— EXERCISE TASK —
Your job is to restate each entry word for word.

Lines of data

## start

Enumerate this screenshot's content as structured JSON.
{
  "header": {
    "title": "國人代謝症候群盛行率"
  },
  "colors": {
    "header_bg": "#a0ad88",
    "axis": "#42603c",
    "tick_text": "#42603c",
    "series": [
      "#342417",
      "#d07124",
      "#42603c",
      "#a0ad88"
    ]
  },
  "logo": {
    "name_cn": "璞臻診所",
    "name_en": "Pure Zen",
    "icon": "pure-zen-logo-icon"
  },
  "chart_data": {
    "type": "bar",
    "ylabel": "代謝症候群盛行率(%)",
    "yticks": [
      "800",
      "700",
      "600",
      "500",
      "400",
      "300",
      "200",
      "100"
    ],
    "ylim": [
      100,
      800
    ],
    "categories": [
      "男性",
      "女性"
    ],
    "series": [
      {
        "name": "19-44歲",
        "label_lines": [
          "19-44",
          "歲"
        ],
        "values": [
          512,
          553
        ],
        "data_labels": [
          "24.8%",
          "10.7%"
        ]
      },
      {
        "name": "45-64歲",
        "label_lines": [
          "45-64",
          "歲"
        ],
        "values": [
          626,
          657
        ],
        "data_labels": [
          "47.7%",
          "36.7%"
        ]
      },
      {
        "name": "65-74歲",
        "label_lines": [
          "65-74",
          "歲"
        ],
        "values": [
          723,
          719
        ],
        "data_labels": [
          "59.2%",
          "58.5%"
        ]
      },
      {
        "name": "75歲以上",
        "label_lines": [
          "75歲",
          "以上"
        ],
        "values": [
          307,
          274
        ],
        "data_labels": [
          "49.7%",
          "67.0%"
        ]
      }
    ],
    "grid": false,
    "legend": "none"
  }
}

## end

— SOLUTION BELOW —
Enumerate this screenshot's content as structured JSON.
{
  "header": {
    "title": "國人代謝症候群盛行率"
  },
  "colors": {
    "header_bg": "#a0ad88",
    "axis": "#42603c",
    "tick_text": "#42603c",
    "series": [
      "#342417",
      "#d07124",
      "#42603c",
      "#a0ad88"
    ]
  },
  "logo": {
    "name_cn": "璞臻診所",
    "name_en": "Pure Zen",
    "icon": "pure-zen-logo-icon"
  },
  "chart_data": {
    "type": "bar",
    "ylabel": "代謝症候群盛行率(%)",
    "yticks": [
      "800",
      "700",
      "600",
      "500",
      "400",
      "300",
      "200",
      "100"
    ],
    "ylim": [
      100,
      800
    ],
    "categories": [
      "男性",
      "女性"
    ],
    "series": [
      {
        "name": "19-44歲",
        "label_lines": [
          "19-44",
          "歲"
        ],
        "values": [
          512,
          553
        ],
        "data_labels": [
          "24.8%",
          "10.7%"
        ]
      },
      {
        "name": "45-64歲",
        "label_lines": [
          "45-64",
          "歲"
        ],
        "values": [
          626,
          657
        ],
        "data_labels": [
          "47.7%",
          "36.7%"
        ]
      },
      {
        "name": "65-74歲",
        "label_lines": [
          "65-74",
          "歲"
        ],
        "values": [
          723,
          719
        ],
        "data_labels": [
          "59.2%",
          "58.5%"
        ]
      },
      {
        "name": "75歲以上",
        "label_lines": [
          "75歲",
          "以上"
        ],
        "values": [
          307,
          274
        ],
        "data_labels": [
          "49.7%",
          "67.0%"
        ]
      }
    ],
    "grid": false,
    "legend": "none"
  }
}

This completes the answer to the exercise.